**** Data for this task ****
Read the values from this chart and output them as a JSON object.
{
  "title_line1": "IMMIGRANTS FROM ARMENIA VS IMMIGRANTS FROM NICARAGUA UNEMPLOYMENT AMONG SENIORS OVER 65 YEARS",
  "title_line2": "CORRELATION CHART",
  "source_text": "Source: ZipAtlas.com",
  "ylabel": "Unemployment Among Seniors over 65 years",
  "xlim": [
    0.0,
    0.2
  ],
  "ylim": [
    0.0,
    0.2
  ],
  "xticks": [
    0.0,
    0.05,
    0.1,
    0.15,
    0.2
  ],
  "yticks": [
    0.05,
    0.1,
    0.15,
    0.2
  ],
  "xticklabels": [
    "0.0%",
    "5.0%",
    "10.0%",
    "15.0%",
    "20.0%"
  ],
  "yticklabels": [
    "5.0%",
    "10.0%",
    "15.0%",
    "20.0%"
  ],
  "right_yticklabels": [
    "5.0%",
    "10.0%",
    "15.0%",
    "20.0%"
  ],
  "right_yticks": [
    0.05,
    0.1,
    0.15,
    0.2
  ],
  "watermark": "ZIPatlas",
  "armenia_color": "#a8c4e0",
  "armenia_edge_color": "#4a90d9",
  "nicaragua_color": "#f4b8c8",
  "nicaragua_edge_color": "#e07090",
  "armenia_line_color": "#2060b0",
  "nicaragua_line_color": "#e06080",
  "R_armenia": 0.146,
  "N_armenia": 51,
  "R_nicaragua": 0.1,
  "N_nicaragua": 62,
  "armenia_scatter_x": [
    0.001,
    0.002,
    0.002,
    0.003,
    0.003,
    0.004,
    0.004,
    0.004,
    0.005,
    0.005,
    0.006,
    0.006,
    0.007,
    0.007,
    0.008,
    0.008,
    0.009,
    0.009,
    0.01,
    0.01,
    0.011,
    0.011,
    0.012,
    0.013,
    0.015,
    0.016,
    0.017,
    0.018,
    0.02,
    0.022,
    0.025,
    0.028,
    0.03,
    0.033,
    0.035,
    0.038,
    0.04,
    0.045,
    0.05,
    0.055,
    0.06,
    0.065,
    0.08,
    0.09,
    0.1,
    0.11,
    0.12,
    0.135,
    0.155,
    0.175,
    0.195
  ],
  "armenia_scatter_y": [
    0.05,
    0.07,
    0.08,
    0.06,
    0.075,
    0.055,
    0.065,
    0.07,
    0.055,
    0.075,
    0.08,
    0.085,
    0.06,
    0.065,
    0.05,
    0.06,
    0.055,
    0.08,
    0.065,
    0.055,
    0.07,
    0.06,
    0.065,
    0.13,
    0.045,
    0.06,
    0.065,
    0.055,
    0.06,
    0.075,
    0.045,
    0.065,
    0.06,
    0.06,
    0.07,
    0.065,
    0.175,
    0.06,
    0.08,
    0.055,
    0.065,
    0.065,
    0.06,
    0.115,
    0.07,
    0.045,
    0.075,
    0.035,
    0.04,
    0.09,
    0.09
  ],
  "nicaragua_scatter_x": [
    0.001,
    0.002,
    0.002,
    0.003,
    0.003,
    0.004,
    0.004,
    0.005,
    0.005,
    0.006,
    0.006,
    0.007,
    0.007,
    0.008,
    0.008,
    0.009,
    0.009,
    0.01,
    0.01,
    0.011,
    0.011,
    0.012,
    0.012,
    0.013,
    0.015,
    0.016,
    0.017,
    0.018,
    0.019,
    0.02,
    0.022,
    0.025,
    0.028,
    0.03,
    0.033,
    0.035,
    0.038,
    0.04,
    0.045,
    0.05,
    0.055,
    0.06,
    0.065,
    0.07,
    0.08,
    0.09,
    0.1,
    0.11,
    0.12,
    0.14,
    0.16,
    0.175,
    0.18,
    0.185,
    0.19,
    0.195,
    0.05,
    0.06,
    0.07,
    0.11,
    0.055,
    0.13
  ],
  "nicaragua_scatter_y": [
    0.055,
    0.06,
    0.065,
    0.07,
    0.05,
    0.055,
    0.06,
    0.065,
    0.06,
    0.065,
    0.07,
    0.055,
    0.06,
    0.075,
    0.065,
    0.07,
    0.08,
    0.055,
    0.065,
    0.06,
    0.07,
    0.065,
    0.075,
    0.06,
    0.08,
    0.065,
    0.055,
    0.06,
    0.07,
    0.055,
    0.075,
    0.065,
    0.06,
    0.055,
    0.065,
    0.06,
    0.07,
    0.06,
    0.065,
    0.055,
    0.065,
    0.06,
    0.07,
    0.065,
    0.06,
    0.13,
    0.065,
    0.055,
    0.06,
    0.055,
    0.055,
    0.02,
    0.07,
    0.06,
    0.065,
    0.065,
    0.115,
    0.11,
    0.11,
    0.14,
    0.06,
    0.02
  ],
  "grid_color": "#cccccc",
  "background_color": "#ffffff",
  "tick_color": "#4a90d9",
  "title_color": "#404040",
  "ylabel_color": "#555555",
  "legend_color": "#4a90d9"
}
****
Output every entry shown above, exactly.

Read the values from this chart and output them as a JSON object.
{
  "title_line1": "IMMIGRANTS FROM ARMENIA VS IMMIGRANTS FROM NICARAGUA UNEMPLOYMENT AMONG SENIORS OVER 65 YEARS",
  "title_line2": "CORRELATION CHART",
  "source_text": "Source: ZipAtlas.com",
  "ylabel": "Unemployment Among Seniors over 65 years",
  "xlim": [
    0.0,
    0.2
  ],
  "ylim": [
    0.0,
    0.2
  ],
  "xticks": [
    0.0,
    0.05,
    0.1,
    0.15,
    0.2
  ],
  "yticks": [
    0.05,
    0.1,
    0.15,
    0.2
  ],
  "xticklabels": [
    "0.0%",
    "5.0%",
    "10.0%",
    "15.0%",
    "20.0%"
  ],
  "yticklabels": [
    "5.0%",
    "10.0%",
    "15.0%",
    "20.0%"
  ],
  "right_yticklabels": [
    "5.0%",
    "10.0%",
    "15.0%",
    "20.0%"
  ],
  "right_yticks": [
    0.05,
    0.1,
    0.15,
    0.2
  ],
  "watermark": "ZIPatlas",
  "armenia_color": "#a8c4e0",
  "armenia_edge_color": "#4a90d9",
  "nicaragua_color": "#f4b8c8",
  "nicaragua_edge_color": "#e07090",
  "armenia_line_color": "#2060b0",
  "nicaragua_line_color": "#e06080",
  "R_armenia": 0.146,
  "N_armenia": 51,
  "R_nicaragua": 0.1,
  "N_nicaragua": 62,
  "armenia_scatter_x": [
    0.001,
    0.002,
    0.002,
    0.003,
    0.003,
    0.004,
    0.004,
    0.004,
    0.005,
    0.005,
    0.006,
    0.006,
    0.007,
    0.007,
    0.008,
    0.008,
    0.009,
    0.009,
    0.01,
    0.01,
    0.011,
    0.011,
    0.012,
    0.013,
    0.015,
    0.016,
    0.017,
    0.018,
    0.02,
    0.022,
    0.025,
    0.028,
    0.03,
    0.033,
    0.035,
    0.038,
    0.04,
    0.045,
    0.05,
    0.055,
    0.06,
    0.065,
    0.08,
    0.09,
    0.1,
    0.11,
    0.12,
    0.135,
    0.155,
    0.175,
    0.195
  ],
  "armenia_scatter_y": [
    0.05,
    0.07,
    0.08,
    0.06,
    0.075,
    0.055,
    0.065,
    0.07,
    0.055,
    0.075,
    0.08,
    0.085,
    0.06,
    0.065,
    0.05,
    0.06,
    0.055,
    0.08,
    0.065,
    0.055,
    0.07,
    0.06,
    0.065,
    0.13,
    0.045,
    0.06,
    0.065,
    0.055,
    0.06,
    0.075,
    0.045,
    0.065,
    0.06,
    0.06,
    0.07,
    0.065,
    0.175,
    0.06,
    0.08,
    0.055,
    0.065,
    0.065,
    0.06,
    0.115,
    0.07,
    0.045,
    0.075,
    0.035,
    0.04,
    0.09,
    0.09
  ],
  "nicaragua_scatter_x": [
    0.001,
    0.002,
    0.002,
    0.003,
    0.003,
    0.004,
    0.004,
    0.005,
    0.005,
    0.006,
    0.006,
    0.007,
    0.007,
    0.008,
    0.008,
    0.009,
    0.009,
    0.01,
    0.01,
    0.011,
    0.011,
    0.012,
    0.012,
    0.013,
    0.015,
    0.016,
    0.017,
    0.018,
    0.019,
    0.02,
    0.022,
    0.025,
    0.028,
    0.03,
    0.033,
    0.035,
    0.038,
    0.04,
    0.045,
    0.05,
    0.055,
    0.06,
    0.065,
    0.07,
    0.08,
    0.09,
    0.1,
    0.11,
    0.12,
    0.14,
    0.16,
    0.175,
    0.18,
    0.185,
    0.19,
    0.195,
    0.05,
    0.06,
    0.07,
    0.11,
    0.055,
    0.13
  ],
  "nicaragua_scatter_y": [
    0.055,
    0.06,
    0.065,
    0.07,
    0.05,
    0.055,
    0.06,
    0.065,
    0.06,
    0.065,
    0.07,
    0.055,
    0.06,
    0.075,
    0.065,
    0.07,
    0.08,
    0.055,
    0.065,
    0.06,
    0.07,
    0.065,
    0.075,
    0.06,
    0.08,
    0.065,
    0.055,
    0.06,
    0.07,
    0.055,
    0.075,
    0.065,
    0.06,
    0.055,
    0.065,
    0.06,
    0.07,
    0.06,
    0.065,
    0.055,
    0.065,
    0.06,
    0.07,
    0.065,
    0.06,
    0.13,
    0.065,
    0.055,
    0.06,
    0.055,
    0.055,
    0.02,
    0.07,
    0.06,
    0.065,
    0.065,
    0.115,
    0.11,
    0.11,
    0.14,
    0.06,
    0.02
  ],
  "grid_color": "#cccccc",
  "background_color": "#ffffff",
  "tick_color": "#4a90d9",
  "title_color": "#404040",
  "ylabel_color": "#555555",
  "legend_color": "#4a90d9"
}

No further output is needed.